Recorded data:
** Begin **

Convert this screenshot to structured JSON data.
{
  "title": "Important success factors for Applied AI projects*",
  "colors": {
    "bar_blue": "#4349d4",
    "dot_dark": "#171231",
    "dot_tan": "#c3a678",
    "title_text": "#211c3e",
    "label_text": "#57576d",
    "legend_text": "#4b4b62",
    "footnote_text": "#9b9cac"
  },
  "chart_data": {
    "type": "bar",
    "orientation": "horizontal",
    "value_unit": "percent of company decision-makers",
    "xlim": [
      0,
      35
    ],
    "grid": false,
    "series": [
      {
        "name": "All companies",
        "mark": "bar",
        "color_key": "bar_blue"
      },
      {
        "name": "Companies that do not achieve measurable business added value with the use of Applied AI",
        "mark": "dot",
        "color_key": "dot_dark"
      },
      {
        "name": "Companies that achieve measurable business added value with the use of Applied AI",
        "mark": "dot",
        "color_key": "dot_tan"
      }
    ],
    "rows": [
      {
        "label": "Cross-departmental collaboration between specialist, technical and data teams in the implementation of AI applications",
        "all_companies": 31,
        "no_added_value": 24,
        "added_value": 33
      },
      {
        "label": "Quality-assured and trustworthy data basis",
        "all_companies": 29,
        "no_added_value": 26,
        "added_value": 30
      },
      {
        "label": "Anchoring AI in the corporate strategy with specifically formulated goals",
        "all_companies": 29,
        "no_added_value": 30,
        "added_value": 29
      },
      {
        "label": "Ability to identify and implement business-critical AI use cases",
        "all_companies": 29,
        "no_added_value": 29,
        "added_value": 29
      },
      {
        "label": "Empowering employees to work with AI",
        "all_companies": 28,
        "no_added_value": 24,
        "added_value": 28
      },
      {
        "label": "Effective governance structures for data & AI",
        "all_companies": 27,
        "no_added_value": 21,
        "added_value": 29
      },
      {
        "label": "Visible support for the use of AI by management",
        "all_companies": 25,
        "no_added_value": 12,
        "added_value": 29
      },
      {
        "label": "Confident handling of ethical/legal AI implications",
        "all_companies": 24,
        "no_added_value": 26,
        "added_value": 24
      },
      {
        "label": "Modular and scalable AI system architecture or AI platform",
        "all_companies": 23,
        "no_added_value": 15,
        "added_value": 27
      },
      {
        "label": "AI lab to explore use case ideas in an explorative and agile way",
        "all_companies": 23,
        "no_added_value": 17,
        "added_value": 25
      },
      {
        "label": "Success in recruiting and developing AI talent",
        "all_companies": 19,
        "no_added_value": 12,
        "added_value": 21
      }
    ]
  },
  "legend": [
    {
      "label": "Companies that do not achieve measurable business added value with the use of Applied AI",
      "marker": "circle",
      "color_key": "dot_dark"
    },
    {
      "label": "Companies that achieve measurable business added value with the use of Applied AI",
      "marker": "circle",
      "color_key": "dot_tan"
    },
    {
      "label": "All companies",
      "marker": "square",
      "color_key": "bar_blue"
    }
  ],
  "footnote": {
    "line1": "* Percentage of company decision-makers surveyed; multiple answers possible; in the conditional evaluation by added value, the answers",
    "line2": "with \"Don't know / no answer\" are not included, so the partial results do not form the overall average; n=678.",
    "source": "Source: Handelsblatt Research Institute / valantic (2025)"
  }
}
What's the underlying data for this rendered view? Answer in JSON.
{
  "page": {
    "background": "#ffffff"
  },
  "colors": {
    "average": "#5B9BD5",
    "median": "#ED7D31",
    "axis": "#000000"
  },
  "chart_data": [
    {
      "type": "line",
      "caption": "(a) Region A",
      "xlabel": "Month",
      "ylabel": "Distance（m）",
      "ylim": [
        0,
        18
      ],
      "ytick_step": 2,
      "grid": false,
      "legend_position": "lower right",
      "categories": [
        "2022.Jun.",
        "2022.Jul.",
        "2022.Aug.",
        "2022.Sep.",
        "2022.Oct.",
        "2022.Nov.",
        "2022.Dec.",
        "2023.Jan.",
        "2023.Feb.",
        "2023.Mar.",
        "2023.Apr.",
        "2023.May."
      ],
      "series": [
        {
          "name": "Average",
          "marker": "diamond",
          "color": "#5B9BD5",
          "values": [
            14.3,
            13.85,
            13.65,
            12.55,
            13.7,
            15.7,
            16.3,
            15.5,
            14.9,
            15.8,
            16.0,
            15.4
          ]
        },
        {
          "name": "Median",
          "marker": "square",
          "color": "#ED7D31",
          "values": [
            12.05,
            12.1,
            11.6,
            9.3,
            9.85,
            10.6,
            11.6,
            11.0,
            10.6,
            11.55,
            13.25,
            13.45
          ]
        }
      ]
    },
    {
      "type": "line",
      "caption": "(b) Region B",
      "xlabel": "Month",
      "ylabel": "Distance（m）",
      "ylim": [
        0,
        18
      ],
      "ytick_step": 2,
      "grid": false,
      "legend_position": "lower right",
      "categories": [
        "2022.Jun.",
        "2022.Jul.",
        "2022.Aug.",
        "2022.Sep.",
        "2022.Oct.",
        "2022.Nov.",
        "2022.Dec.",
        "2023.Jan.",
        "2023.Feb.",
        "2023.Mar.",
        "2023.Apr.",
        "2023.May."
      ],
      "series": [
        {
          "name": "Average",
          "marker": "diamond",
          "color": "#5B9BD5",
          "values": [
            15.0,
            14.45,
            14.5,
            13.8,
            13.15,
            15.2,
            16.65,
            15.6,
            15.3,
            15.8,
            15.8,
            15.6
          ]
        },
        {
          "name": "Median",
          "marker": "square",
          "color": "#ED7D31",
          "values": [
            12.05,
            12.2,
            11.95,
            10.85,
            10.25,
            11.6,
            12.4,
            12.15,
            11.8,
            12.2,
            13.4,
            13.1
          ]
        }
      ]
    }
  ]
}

** End **

#### [Short exercise]
Show each line in the entries that holds the string "Applied".

#### [Reply to the task]
  "title": "Important success factors for Applied AI projects*",
        "name": "Companies that do not achieve measurable business added value with the use of Applied AI",
        "name": "Companies that achieve measurable business added value with the use of Applied AI",
      "label": "Companies that do not achieve measurable business added value with the use of Applied AI",
      "label": "Companies that achieve measurable business added value with the use of Applied AI",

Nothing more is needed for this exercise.